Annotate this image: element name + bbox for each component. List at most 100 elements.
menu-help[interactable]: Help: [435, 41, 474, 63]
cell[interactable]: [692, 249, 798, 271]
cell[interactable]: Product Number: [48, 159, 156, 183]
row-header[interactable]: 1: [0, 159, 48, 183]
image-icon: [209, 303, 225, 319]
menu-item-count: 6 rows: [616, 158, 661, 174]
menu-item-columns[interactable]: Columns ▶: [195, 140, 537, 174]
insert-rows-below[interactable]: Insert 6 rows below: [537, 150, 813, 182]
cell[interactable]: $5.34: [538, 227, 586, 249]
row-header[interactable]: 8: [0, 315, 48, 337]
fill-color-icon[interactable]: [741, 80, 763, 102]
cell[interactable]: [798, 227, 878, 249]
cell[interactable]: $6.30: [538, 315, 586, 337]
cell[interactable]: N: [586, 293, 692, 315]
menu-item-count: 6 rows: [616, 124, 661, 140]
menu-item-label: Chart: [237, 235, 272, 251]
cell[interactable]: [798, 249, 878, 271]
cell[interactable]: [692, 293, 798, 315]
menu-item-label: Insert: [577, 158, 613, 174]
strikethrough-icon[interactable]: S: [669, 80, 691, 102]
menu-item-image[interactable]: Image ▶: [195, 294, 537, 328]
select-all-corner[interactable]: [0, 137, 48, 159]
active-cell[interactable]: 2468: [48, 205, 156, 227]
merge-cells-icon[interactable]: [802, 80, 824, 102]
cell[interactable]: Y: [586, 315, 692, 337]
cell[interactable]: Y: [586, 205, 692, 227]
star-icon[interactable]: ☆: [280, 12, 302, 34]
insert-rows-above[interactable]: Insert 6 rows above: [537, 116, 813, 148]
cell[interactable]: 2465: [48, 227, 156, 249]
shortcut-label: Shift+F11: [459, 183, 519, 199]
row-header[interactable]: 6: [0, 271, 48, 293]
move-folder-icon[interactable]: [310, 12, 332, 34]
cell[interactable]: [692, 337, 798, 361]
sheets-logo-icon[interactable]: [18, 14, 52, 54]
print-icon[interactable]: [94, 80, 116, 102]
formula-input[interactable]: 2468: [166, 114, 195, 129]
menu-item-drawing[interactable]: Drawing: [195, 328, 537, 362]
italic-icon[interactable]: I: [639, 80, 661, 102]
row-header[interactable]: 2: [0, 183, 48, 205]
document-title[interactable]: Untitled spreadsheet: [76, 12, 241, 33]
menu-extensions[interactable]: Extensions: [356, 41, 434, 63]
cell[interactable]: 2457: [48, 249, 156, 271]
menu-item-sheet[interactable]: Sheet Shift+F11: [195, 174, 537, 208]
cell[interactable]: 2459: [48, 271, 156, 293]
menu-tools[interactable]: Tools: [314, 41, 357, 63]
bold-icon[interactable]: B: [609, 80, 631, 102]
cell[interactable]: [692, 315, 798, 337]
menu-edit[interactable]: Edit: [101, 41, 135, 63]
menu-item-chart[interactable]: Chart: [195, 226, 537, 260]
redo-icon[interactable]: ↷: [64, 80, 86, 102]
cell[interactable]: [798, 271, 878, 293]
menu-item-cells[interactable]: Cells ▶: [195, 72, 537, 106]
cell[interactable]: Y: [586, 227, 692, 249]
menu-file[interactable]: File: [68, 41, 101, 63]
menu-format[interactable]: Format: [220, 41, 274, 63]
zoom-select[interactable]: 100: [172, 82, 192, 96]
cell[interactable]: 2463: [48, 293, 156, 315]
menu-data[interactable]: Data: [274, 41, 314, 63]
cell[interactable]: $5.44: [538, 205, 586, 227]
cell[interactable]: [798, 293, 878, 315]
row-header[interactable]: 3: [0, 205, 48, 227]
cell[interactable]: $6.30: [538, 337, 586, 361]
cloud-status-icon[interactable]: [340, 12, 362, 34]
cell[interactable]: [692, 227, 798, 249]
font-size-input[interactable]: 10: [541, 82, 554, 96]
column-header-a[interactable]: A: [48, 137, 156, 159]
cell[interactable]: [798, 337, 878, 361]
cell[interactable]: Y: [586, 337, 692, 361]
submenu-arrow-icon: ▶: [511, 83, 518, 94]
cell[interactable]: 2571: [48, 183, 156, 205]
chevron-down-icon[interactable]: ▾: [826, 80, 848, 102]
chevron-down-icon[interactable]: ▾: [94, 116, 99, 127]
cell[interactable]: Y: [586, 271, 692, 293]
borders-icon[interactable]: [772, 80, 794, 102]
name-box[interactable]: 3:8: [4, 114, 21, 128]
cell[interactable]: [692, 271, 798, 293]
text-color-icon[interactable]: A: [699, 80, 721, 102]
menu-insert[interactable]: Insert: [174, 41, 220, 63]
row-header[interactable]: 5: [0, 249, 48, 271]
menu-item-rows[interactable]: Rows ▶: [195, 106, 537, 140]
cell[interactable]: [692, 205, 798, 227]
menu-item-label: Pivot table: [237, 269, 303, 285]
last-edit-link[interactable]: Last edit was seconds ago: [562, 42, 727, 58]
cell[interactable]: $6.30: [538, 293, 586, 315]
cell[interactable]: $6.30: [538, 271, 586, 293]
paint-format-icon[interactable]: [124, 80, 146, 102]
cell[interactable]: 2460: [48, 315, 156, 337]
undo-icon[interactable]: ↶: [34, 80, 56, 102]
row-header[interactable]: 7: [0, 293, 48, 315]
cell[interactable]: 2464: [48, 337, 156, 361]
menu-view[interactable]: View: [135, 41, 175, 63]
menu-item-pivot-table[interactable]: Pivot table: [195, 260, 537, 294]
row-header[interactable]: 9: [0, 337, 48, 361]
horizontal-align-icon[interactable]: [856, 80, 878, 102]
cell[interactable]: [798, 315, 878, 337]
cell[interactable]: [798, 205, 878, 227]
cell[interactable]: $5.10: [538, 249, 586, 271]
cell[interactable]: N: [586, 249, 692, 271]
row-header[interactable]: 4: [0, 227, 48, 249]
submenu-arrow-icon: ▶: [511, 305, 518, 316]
▬▬▬▬▬▬▬▬▬▬
• **PROBLEM REQUIREMENTS**: Reproduce the material precisely, including every line.

• **TASK OUTPUT**:
Annotate this image: element name + bbox for each component. List at most 100 elements.
menu-help[interactable]: Help: [435, 41, 474, 63]
cell[interactable]: [692, 249, 798, 271]
cell[interactable]: Product Number: [48, 159, 156, 183]
row-header[interactable]: 1: [0, 159, 48, 183]
image-icon: [209, 303, 225, 319]
menu-item-count: 6 rows: [616, 158, 661, 174]
menu-item-columns[interactable]: Columns ▶: [195, 140, 537, 174]
insert-rows-below[interactable]: Insert 6 rows below: [537, 150, 813, 182]
cell[interactable]: $5.34: [538, 227, 586, 249]
row-header[interactable]: 8: [0, 315, 48, 337]
fill-color-icon[interactable]: [741, 80, 763, 102]
cell[interactable]: [798, 227, 878, 249]
cell[interactable]: $6.30: [538, 315, 586, 337]
cell[interactable]: N: [586, 293, 692, 315]
menu-item-count: 6 rows: [616, 124, 661, 140]
menu-item-label: Chart: [237, 235, 272, 251]
cell[interactable]: [798, 249, 878, 271]
cell[interactable]: [692, 293, 798, 315]
menu-item-label: Insert: [577, 158, 613, 174]
strikethrough-icon[interactable]: S: [669, 80, 691, 102]
menu-item-image[interactable]: Image ▶: [195, 294, 537, 328]
select-all-corner[interactable]: [0, 137, 48, 159]
active-cell[interactable]: 2468: [48, 205, 156, 227]
merge-cells-icon[interactable]: [802, 80, 824, 102]
cell[interactable]: Y: [586, 315, 692, 337]
cell[interactable]: Y: [586, 205, 692, 227]
star-icon[interactable]: ☆: [280, 12, 302, 34]
insert-rows-above[interactable]: Insert 6 rows above: [537, 116, 813, 148]
cell[interactable]: 2465: [48, 227, 156, 249]
shortcut-label: Shift+F11: [459, 183, 519, 199]
row-header[interactable]: 6: [0, 271, 48, 293]
move-folder-icon[interactable]: [310, 12, 332, 34]
cell[interactable]: [692, 337, 798, 361]
sheets-logo-icon[interactable]: [18, 14, 52, 54]
print-icon[interactable]: [94, 80, 116, 102]
formula-input[interactable]: 2468: [166, 114, 195, 129]
menu-item-drawing[interactable]: Drawing: [195, 328, 537, 362]
italic-icon[interactable]: I: [639, 80, 661, 102]
row-header[interactable]: 2: [0, 183, 48, 205]
document-title[interactable]: Untitled spreadsheet: [76, 12, 241, 33]
menu-extensions[interactable]: Extensions: [356, 41, 434, 63]
cell[interactable]: 2457: [48, 249, 156, 271]
menu-item-sheet[interactable]: Sheet Shift+F11: [195, 174, 537, 208]
cell[interactable]: 2459: [48, 271, 156, 293]
menu-tools[interactable]: Tools: [314, 41, 357, 63]
bold-icon[interactable]: B: [609, 80, 631, 102]
cell[interactable]: [692, 315, 798, 337]
menu-edit[interactable]: Edit: [101, 41, 135, 63]
menu-item-chart[interactable]: Chart: [195, 226, 537, 260]
redo-icon[interactable]: ↷: [64, 80, 86, 102]
cell[interactable]: [798, 271, 878, 293]
menu-item-cells[interactable]: Cells ▶: [195, 72, 537, 106]
cell[interactable]: Y: [586, 227, 692, 249]
menu-file[interactable]: File: [68, 41, 101, 63]
menu-format[interactable]: Format: [220, 41, 274, 63]
zoom-select[interactable]: 100: [172, 82, 192, 96]
cell[interactable]: 2463: [48, 293, 156, 315]
menu-data[interactable]: Data: [274, 41, 314, 63]
cell[interactable]: $5.44: [538, 205, 586, 227]
cell[interactable]: [798, 293, 878, 315]
row-header[interactable]: 3: [0, 205, 48, 227]
cell[interactable]: $6.30: [538, 337, 586, 361]
cloud-status-icon[interactable]: [340, 12, 362, 34]
cell[interactable]: [692, 227, 798, 249]
font-size-input[interactable]: 10: [541, 82, 554, 96]
column-header-a[interactable]: A: [48, 137, 156, 159]
cell[interactable]: [798, 337, 878, 361]
cell[interactable]: Y: [586, 337, 692, 361]
submenu-arrow-icon: ▶: [511, 83, 518, 94]
cell[interactable]: 2571: [48, 183, 156, 205]
chevron-down-icon[interactable]: ▾: [826, 80, 848, 102]
chevron-down-icon[interactable]: ▾: [94, 116, 99, 127]
cell[interactable]: Y: [586, 271, 692, 293]
borders-icon[interactable]: [772, 80, 794, 102]
name-box[interactable]: 3:8: [4, 114, 21, 128]
cell[interactable]: [692, 271, 798, 293]
text-color-icon[interactable]: A: [699, 80, 721, 102]
menu-insert[interactable]: Insert: [174, 41, 220, 63]
row-header[interactable]: 5: [0, 249, 48, 271]
menu-item-rows[interactable]: Rows ▶: [195, 106, 537, 140]
cell[interactable]: [692, 205, 798, 227]
menu-item-label: Pivot table: [237, 269, 303, 285]
last-edit-link[interactable]: Last edit was seconds ago: [562, 42, 727, 58]
cell[interactable]: $6.30: [538, 293, 586, 315]
cell[interactable]: $6.30: [538, 271, 586, 293]
paint-format-icon[interactable]: [124, 80, 146, 102]
cell[interactable]: 2460: [48, 315, 156, 337]
undo-icon[interactable]: ↶: [34, 80, 56, 102]
row-header[interactable]: 7: [0, 293, 48, 315]
cell[interactable]: 2464: [48, 337, 156, 361]
menu-view[interactable]: View: [135, 41, 175, 63]
menu-item-pivot-table[interactable]: Pivot table: [195, 260, 537, 294]
row-header[interactable]: 9: [0, 337, 48, 361]
horizontal-align-icon[interactable]: [856, 80, 878, 102]
cell[interactable]: [798, 315, 878, 337]
cell[interactable]: [798, 205, 878, 227]
cell[interactable]: $5.10: [538, 249, 586, 271]
cell[interactable]: N: [586, 249, 692, 271]
row-header[interactable]: 4: [0, 227, 48, 249]
submenu-arrow-icon: ▶: [511, 305, 518, 316]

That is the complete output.